- **REQUEST**:
The records that follow must be repeated verbatim, every one of them.

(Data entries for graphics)

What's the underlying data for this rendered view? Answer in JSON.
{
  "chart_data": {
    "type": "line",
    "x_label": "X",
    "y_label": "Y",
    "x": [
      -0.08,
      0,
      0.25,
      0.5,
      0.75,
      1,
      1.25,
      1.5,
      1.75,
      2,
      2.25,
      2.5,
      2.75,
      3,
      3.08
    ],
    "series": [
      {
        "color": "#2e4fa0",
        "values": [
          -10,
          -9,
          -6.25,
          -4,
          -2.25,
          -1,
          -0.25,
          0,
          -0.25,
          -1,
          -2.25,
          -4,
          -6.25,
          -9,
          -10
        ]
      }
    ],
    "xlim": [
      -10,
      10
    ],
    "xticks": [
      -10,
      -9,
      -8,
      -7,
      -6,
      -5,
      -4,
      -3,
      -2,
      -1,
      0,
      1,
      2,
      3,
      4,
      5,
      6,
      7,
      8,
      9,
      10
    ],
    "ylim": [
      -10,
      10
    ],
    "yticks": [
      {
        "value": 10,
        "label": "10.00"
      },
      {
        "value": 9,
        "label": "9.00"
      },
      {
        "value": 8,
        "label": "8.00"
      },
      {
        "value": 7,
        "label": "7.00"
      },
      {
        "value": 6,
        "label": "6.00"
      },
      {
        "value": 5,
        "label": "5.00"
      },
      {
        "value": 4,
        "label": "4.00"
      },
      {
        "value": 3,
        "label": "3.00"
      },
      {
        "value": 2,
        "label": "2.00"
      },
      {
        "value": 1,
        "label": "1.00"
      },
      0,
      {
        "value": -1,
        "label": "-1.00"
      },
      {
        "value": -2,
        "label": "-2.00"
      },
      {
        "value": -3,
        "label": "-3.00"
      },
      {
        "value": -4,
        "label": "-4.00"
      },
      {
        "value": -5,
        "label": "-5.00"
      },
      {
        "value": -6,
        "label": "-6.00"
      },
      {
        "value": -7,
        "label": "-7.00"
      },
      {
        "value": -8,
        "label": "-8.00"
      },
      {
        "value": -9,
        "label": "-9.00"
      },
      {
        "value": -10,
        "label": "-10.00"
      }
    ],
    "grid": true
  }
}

- **OUTPUT FOR THIS EXERCISE**:
What's the underlying data for this rendered view? Answer in JSON.
{
  "chart_data": {
    "type": "line",
    "x_label": "X",
    "y_label": "Y",
    "x": [
      -0.08,
      0,
      0.25,
      0.5,
      0.75,
      1,
      1.25,
      1.5,
      1.75,
      2,
      2.25,
      2.5,
      2.75,
      3,
      3.08
    ],
    "series": [
      {
        "color": "#2e4fa0",
        "values": [
          -10,
          -9,
          -6.25,
          -4,
          -2.25,
          -1,
          -0.25,
          0,
          -0.25,
          -1,
          -2.25,
          -4,
          -6.25,
          -9,
          -10
        ]
      }
    ],
    "xlim": [
      -10,
      10
    ],
    "xticks": [
      -10,
      -9,
      -8,
      -7,
      -6,
      -5,
      -4,
      -3,
      -2,
      -1,
      0,
      1,
      2,
      3,
      4,
      5,
      6,
      7,
      8,
      9,
      10
    ],
    "ylim": [
      -10,
      10
    ],
    "yticks": [
      {
        "value": 10,
        "label": "10.00"
      },
      {
        "value": 9,
        "label": "9.00"
      },
      {
        "value": 8,
        "label": "8.00"
      },
      {
        "value": 7,
        "label": "7.00"
      },
      {
        "value": 6,
        "label": "6.00"
      },
      {
        "value": 5,
        "label": "5.00"
      },
      {
        "value": 4,
        "label": "4.00"
      },
      {
        "value": 3,
        "label": "3.00"
      },
      {
        "value": 2,
        "label": "2.00"
      },
      {
        "value": 1,
        "label": "1.00"
      },
      0,
      {
        "value": -1,
        "label": "-1.00"
      },
      {
        "value": -2,
        "label": "-2.00"
      },
      {
        "value": -3,
        "label": "-3.00"
      },
      {
        "value": -4,
        "label": "-4.00"
      },
      {
        "value": -5,
        "label": "-5.00"
      },
      {
        "value": -6,
        "label": "-6.00"
      },
      {
        "value": -7,
        "label": "-7.00"
      },
      {
        "value": -8,
        "label": "-8.00"
      },
      {
        "value": -9,
        "label": "-9.00"
      },
      {
        "value": -10,
        "label": "-10.00"
      }
    ],
    "grid": true
  }
}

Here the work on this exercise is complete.